*WHAT IS REQUIRED*. What number of lines contain the word "title"? Reply with the number and nothing else.

*SUPPLIED DATA*.
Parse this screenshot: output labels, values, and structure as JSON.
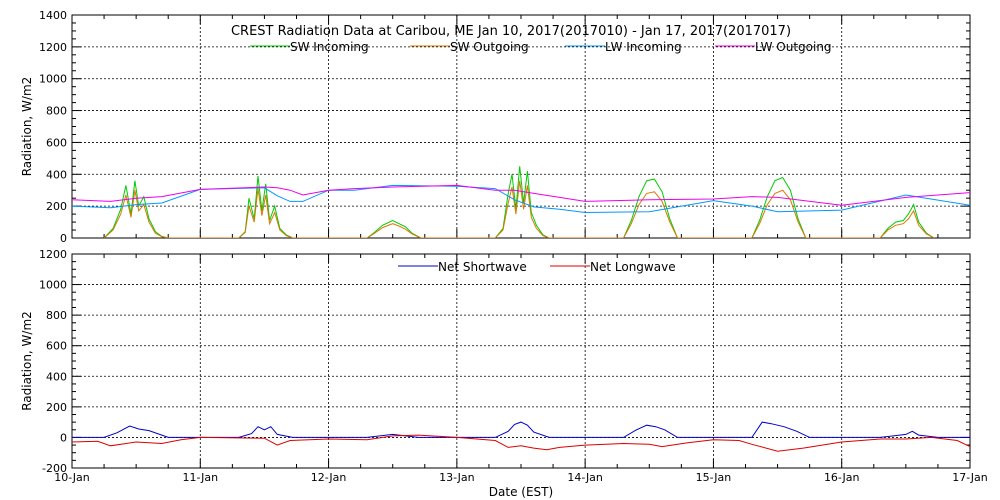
{
  "chart_data": [
    {
      "type": "line",
      "title": "CREST Radiation Data at Caribou, ME   Jan 10, 2017(2017010) - Jan 17, 2017(2017017)",
      "xlabel": "",
      "ylabel": "Radiation, W/m^2",
      "xlim": [
        0,
        7
      ],
      "ylim": [
        0,
        1400
      ],
      "yticks": [
        0,
        200,
        400,
        600,
        800,
        1000,
        1200,
        1400
      ],
      "grid": true,
      "legend_position": "top",
      "series": [
        {
          "name": "SW Incoming",
          "color": "#00cc00",
          "x": [
            0.25,
            0.32,
            0.38,
            0.42,
            0.46,
            0.49,
            0.52,
            0.56,
            0.6,
            0.65,
            0.7,
            0.75,
            1.3,
            1.35,
            1.38,
            1.42,
            1.45,
            1.48,
            1.51,
            1.54,
            1.58,
            1.62,
            1.67,
            1.72,
            2.3,
            2.35,
            2.42,
            2.5,
            2.55,
            2.6,
            2.65,
            2.72,
            3.3,
            3.36,
            3.4,
            3.43,
            3.46,
            3.49,
            3.52,
            3.55,
            3.58,
            3.62,
            3.67,
            3.72,
            4.3,
            4.36,
            4.42,
            4.48,
            4.54,
            4.6,
            4.66,
            4.72,
            5.3,
            5.36,
            5.42,
            5.48,
            5.54,
            5.6,
            5.66,
            5.72,
            6.3,
            6.36,
            6.42,
            6.48,
            6.52,
            6.56,
            6.6,
            6.66,
            6.72
          ],
          "y": [
            0,
            60,
            180,
            330,
            150,
            360,
            200,
            260,
            120,
            40,
            10,
            0,
            0,
            40,
            250,
            120,
            390,
            170,
            340,
            110,
            200,
            60,
            20,
            0,
            0,
            30,
            80,
            110,
            90,
            70,
            30,
            0,
            0,
            60,
            280,
            400,
            180,
            450,
            220,
            420,
            160,
            80,
            20,
            0,
            0,
            110,
            260,
            360,
            370,
            290,
            120,
            0,
            0,
            110,
            260,
            360,
            380,
            300,
            120,
            0,
            0,
            60,
            100,
            110,
            150,
            210,
            100,
            30,
            0
          ]
        },
        {
          "name": "SW Outgoing",
          "color": "#dd7700",
          "x": [
            0.25,
            0.32,
            0.38,
            0.42,
            0.46,
            0.49,
            0.52,
            0.56,
            0.6,
            0.65,
            0.7,
            0.75,
            1.3,
            1.35,
            1.38,
            1.42,
            1.45,
            1.48,
            1.51,
            1.54,
            1.58,
            1.62,
            1.67,
            1.72,
            2.3,
            2.35,
            2.42,
            2.5,
            2.55,
            2.6,
            2.65,
            2.72,
            3.3,
            3.36,
            3.4,
            3.43,
            3.46,
            3.49,
            3.52,
            3.55,
            3.58,
            3.62,
            3.67,
            3.72,
            4.3,
            4.36,
            4.42,
            4.48,
            4.54,
            4.6,
            4.66,
            4.72,
            5.3,
            5.36,
            5.42,
            5.48,
            5.54,
            5.6,
            5.66,
            5.72,
            6.3,
            6.36,
            6.42,
            6.48,
            6.52,
            6.56,
            6.6,
            6.66,
            6.72
          ],
          "y": [
            0,
            50,
            150,
            270,
            130,
            300,
            170,
            210,
            100,
            30,
            8,
            0,
            0,
            35,
            200,
            100,
            310,
            140,
            270,
            90,
            160,
            50,
            15,
            0,
            0,
            25,
            65,
            90,
            75,
            55,
            25,
            0,
            0,
            50,
            220,
            320,
            150,
            360,
            180,
            330,
            130,
            60,
            15,
            0,
            0,
            90,
            210,
            280,
            290,
            230,
            100,
            0,
            0,
            90,
            210,
            280,
            300,
            240,
            100,
            0,
            0,
            50,
            80,
            90,
            120,
            170,
            80,
            25,
            0
          ]
        },
        {
          "name": "LW Incoming",
          "color": "#0099ff",
          "x": [
            0,
            0.3,
            0.5,
            0.7,
            1,
            1.5,
            1.6,
            1.7,
            1.8,
            2,
            2.2,
            2.5,
            3,
            3.3,
            3.45,
            3.6,
            3.8,
            4,
            4.5,
            5,
            5.3,
            5.5,
            6,
            6.5,
            7
          ],
          "y": [
            200,
            190,
            210,
            220,
            305,
            315,
            265,
            230,
            230,
            300,
            300,
            330,
            325,
            310,
            240,
            195,
            180,
            160,
            165,
            235,
            200,
            165,
            175,
            270,
            205
          ]
        },
        {
          "name": "LW Outgoing",
          "color": "#ee00ee",
          "x": [
            0,
            0.3,
            0.5,
            0.7,
            1,
            1.5,
            1.6,
            1.7,
            1.8,
            2,
            2.2,
            2.5,
            3,
            3.3,
            3.45,
            3.6,
            3.8,
            4,
            4.5,
            5,
            5.3,
            5.5,
            6,
            6.5,
            7
          ],
          "y": [
            240,
            230,
            250,
            260,
            305,
            320,
            315,
            300,
            270,
            300,
            310,
            320,
            330,
            300,
            300,
            280,
            255,
            230,
            240,
            245,
            260,
            255,
            205,
            255,
            285
          ]
        }
      ]
    },
    {
      "type": "line",
      "title": "",
      "xlabel": "Date (EST)",
      "ylabel": "Radiation, W/m^2",
      "xlim": [
        0,
        7
      ],
      "ylim": [
        -200,
        1200
      ],
      "yticks": [
        -200,
        0,
        200,
        400,
        600,
        800,
        1000,
        1200
      ],
      "categories": [
        "10-Jan",
        "11-Jan",
        "12-Jan",
        "13-Jan",
        "14-Jan",
        "15-Jan",
        "16-Jan",
        "17-Jan"
      ],
      "grid": true,
      "legend_position": "top",
      "series": [
        {
          "name": "Net Shortwave",
          "color": "#0000cc",
          "x": [
            0,
            0.25,
            0.35,
            0.45,
            0.52,
            0.6,
            0.75,
            1,
            1.3,
            1.4,
            1.45,
            1.5,
            1.55,
            1.6,
            1.72,
            2,
            2.3,
            2.5,
            2.7,
            3,
            3.3,
            3.4,
            3.45,
            3.5,
            3.55,
            3.6,
            3.72,
            4,
            4.3,
            4.4,
            4.48,
            4.55,
            4.62,
            4.72,
            5,
            5.3,
            5.38,
            5.45,
            5.55,
            5.65,
            5.75,
            6,
            6.3,
            6.5,
            6.55,
            6.6,
            6.75,
            7
          ],
          "y": [
            0,
            0,
            30,
            75,
            55,
            45,
            0,
            0,
            0,
            25,
            70,
            50,
            70,
            20,
            0,
            0,
            0,
            20,
            0,
            0,
            0,
            40,
            85,
            100,
            80,
            35,
            0,
            0,
            0,
            50,
            80,
            70,
            50,
            0,
            0,
            0,
            100,
            90,
            70,
            40,
            0,
            0,
            0,
            20,
            40,
            15,
            0,
            0
          ]
        },
        {
          "name": "Net Longwave",
          "color": "#dd0000",
          "x": [
            0,
            0.2,
            0.3,
            0.5,
            0.7,
            0.85,
            1,
            1.5,
            1.6,
            1.7,
            2,
            2.3,
            2.5,
            2.7,
            3,
            3.3,
            3.4,
            3.5,
            3.6,
            3.7,
            3.8,
            4,
            4.3,
            4.5,
            4.6,
            4.8,
            5,
            5.2,
            5.3,
            5.5,
            5.7,
            6,
            6.3,
            6.5,
            6.7,
            6.9,
            7
          ],
          "y": [
            -30,
            -25,
            -55,
            -30,
            -40,
            -15,
            0,
            -5,
            -50,
            -20,
            -10,
            -15,
            10,
            15,
            0,
            -20,
            -65,
            -55,
            -70,
            -80,
            -65,
            -50,
            -40,
            -45,
            -60,
            -35,
            -15,
            -20,
            -45,
            -90,
            -70,
            -30,
            -10,
            -10,
            0,
            -20,
            -60
          ]
        }
      ]
    }
  ]
}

*ANSWER TO THIS EXERCISE*. 2